--- BEGIN ---
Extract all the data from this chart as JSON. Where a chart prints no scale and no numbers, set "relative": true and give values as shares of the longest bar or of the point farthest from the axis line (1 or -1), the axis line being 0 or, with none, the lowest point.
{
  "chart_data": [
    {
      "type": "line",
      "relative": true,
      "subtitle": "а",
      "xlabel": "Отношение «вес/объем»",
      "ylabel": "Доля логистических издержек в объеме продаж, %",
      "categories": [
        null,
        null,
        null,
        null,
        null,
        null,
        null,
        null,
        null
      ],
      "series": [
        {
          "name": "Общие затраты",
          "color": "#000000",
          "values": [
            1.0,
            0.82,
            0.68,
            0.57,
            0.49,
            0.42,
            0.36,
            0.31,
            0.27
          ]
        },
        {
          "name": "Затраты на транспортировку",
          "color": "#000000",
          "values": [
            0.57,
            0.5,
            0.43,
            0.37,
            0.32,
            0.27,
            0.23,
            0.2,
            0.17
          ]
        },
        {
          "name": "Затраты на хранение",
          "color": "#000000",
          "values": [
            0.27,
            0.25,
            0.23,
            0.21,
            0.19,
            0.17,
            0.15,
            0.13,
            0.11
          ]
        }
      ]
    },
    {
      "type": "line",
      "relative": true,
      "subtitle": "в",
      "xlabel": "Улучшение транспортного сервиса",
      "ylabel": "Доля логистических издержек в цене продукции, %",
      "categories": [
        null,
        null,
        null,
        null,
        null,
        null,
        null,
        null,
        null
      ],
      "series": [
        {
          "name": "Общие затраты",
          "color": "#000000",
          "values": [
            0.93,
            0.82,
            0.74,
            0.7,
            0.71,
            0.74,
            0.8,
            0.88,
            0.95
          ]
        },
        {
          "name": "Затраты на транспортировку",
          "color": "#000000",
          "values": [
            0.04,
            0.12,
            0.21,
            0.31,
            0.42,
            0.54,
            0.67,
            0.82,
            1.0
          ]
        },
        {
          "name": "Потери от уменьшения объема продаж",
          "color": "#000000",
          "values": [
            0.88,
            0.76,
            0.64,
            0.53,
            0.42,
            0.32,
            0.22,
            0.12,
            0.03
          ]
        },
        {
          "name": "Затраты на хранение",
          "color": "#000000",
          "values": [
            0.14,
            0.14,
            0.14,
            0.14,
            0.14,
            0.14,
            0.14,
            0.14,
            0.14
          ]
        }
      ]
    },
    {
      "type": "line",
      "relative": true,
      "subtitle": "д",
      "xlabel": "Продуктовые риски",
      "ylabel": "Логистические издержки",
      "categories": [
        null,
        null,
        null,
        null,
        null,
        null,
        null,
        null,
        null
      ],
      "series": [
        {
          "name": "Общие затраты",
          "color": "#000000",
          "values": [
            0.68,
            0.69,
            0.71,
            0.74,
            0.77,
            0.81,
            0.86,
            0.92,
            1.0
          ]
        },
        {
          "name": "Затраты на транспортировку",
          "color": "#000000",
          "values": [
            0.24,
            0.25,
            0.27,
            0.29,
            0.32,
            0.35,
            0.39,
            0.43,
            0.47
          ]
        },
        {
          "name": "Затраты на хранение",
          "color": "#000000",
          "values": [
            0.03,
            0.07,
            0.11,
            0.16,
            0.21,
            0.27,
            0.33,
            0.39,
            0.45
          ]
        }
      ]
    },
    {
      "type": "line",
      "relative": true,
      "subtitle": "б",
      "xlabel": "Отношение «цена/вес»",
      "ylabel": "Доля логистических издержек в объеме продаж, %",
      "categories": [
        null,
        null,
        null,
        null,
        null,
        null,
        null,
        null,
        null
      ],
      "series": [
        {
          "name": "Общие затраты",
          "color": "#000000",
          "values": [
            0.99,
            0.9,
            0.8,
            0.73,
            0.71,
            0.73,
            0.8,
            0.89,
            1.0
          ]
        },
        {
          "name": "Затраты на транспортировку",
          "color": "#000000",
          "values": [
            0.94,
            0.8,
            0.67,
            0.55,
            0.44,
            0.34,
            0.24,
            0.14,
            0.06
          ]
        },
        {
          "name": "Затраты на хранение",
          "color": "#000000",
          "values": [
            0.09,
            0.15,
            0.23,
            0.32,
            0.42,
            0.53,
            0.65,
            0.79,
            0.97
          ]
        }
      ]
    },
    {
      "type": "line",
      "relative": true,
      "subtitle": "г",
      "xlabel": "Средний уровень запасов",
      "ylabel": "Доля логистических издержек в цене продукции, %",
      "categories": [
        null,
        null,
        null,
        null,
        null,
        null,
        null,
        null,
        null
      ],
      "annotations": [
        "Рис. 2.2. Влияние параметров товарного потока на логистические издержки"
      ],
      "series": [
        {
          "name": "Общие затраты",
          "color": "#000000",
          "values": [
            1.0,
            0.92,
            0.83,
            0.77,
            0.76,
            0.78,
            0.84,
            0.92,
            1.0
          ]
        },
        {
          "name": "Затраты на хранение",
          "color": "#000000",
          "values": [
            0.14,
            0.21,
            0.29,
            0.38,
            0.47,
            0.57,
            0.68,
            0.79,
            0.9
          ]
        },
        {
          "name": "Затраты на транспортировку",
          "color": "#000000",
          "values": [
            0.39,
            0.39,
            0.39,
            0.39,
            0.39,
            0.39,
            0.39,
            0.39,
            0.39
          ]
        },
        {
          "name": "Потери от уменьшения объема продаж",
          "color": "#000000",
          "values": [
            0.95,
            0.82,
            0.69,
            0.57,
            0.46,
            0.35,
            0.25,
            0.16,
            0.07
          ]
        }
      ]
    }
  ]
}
--- END ---
## Short exercise
Transcribe all lines as written.

## Task solution
Extract all the data from this chart as JSON. Where a chart prints no scale and no numbers, set "relative": true and give values as shares of the longest bar or of the point farthest from the axis line (1 or -1), the axis line being 0 or, with none, the lowest point.
{
  "chart_data": [
    {
      "type": "line",
      "relative": true,
      "subtitle": "а",
      "xlabel": "Отношение «вес/объем»",
      "ylabel": "Доля логистических издержек в объеме продаж, %",
      "categories": [
        null,
        null,
        null,
        null,
        null,
        null,
        null,
        null,
        null
      ],
      "series": [
        {
          "name": "Общие затраты",
          "color": "#000000",
          "values": [
            1.0,
            0.82,
            0.68,
            0.57,
            0.49,
            0.42,
            0.36,
            0.31,
            0.27
          ]
        },
        {
          "name": "Затраты на транспортировку",
          "color": "#000000",
          "values": [
            0.57,
            0.5,
            0.43,
            0.37,
            0.32,
            0.27,
            0.23,
            0.2,
            0.17
          ]
        },
        {
          "name": "Затраты на хранение",
          "color": "#000000",
          "values": [
            0.27,
            0.25,
            0.23,
            0.21,
            0.19,
            0.17,
            0.15,
            0.13,
            0.11
          ]
        }
      ]
    },
    {
      "type": "line",
      "relative": true,
      "subtitle": "в",
      "xlabel": "Улучшение транспортного сервиса",
      "ylabel": "Доля логистических издержек в цене продукции, %",
      "categories": [
        null,
        null,
        null,
        null,
        null,
        null,
        null,
        null,
        null
      ],
      "series": [
        {
          "name": "Общие затраты",
          "color": "#000000",
          "values": [
            0.93,
            0.82,
            0.74,
            0.7,
            0.71,
            0.74,
            0.8,
            0.88,
            0.95
          ]
        },
        {
          "name": "Затраты на транспортировку",
          "color": "#000000",
          "values": [
            0.04,
            0.12,
            0.21,
            0.31,
            0.42,
            0.54,
            0.67,
            0.82,
            1.0
          ]
        },
        {
          "name": "Потери от уменьшения объема продаж",
          "color": "#000000",
          "values": [
            0.88,
            0.76,
            0.64,
            0.53,
            0.42,
            0.32,
            0.22,
            0.12,
            0.03
          ]
        },
        {
          "name": "Затраты на хранение",
          "color": "#000000",
          "values": [
            0.14,
            0.14,
            0.14,
            0.14,
            0.14,
            0.14,
            0.14,
            0.14,
            0.14
          ]
        }
      ]
    },
    {
      "type": "line",
      "relative": true,
      "subtitle": "д",
      "xlabel": "Продуктовые риски",
      "ylabel": "Логистические издержки",
      "categories": [
        null,
        null,
        null,
        null,
        null,
        null,
        null,
        null,
        null
      ],
      "series": [
        {
          "name": "Общие затраты",
          "color": "#000000",
          "values": [
            0.68,
            0.69,
            0.71,
            0.74,
            0.77,
            0.81,
            0.86,
            0.92,
            1.0
          ]
        },
        {
          "name": "Затраты на транспортировку",
          "color": "#000000",
          "values": [
            0.24,
            0.25,
            0.27,
            0.29,
            0.32,
            0.35,
            0.39,
            0.43,
            0.47
          ]
        },
        {
          "name": "Затраты на хранение",
          "color": "#000000",
          "values": [
            0.03,
            0.07,
            0.11,
            0.16,
            0.21,
            0.27,
            0.33,
            0.39,
            0.45
          ]
        }
      ]
    },
    {
      "type": "line",
      "relative": true,
      "subtitle": "б",
      "xlabel": "Отношение «цена/вес»",
      "ylabel": "Доля логистических издержек в объеме продаж, %",
      "categories": [
        null,
        null,
        null,
        null,
        null,
        null,
        null,
        null,
        null
      ],
      "series": [
        {
          "name": "Общие затраты",
          "color": "#000000",
          "values": [
            0.99,
            0.9,
            0.8,
            0.73,
            0.71,
            0.73,
            0.8,
            0.89,
            1.0
          ]
        },
        {
          "name": "Затраты на транспортировку",
          "color": "#000000",
          "values": [
            0.94,
            0.8,
            0.67,
            0.55,
            0.44,
            0.34,
            0.24,
            0.14,
            0.06
          ]
        },
        {
          "name": "Затраты на хранение",
          "color": "#000000",
          "values": [
            0.09,
            0.15,
            0.23,
            0.32,
            0.42,
            0.53,
            0.65,
            0.79,
            0.97
          ]
        }
      ]
    },
    {
      "type": "line",
      "relative": true,
      "subtitle": "г",
      "xlabel": "Средний уровень запасов",
      "ylabel": "Доля логистических издержек в цене продукции, %",
      "categories": [
        null,
        null,
        null,
        null,
        null,
        null,
        null,
        null,
        null
      ],
      "annotations": [
        "Рис. 2.2. Влияние параметров товарного потока на логистические издержки"
      ],
      "series": [
        {
          "name": "Общие затраты",
          "color": "#000000",
          "values": [
            1.0,
            0.92,
            0.83,
            0.77,
            0.76,
            0.78,
            0.84,
            0.92,
            1.0
          ]
        },
        {
          "name": "Затраты на хранение",
          "color": "#000000",
          "values": [
            0.14,
            0.21,
            0.29,
            0.38,
            0.47,
            0.57,
            0.68,
            0.79,
            0.9
          ]
        },
        {
          "name": "Затраты на транспортировку",
          "color": "#000000",
          "values": [
            0.39,
            0.39,
            0.39,
            0.39,
            0.39,
            0.39,
            0.39,
            0.39,
            0.39
          ]
        },
        {
          "name": "Потери от уменьшения объема продаж",
          "color": "#000000",
          "values": [
            0.95,
            0.82,
            0.69,
            0.57,
            0.46,
            0.35,
            0.25,
            0.16,
            0.07
          ]
        }
      ]
    }
  ]
}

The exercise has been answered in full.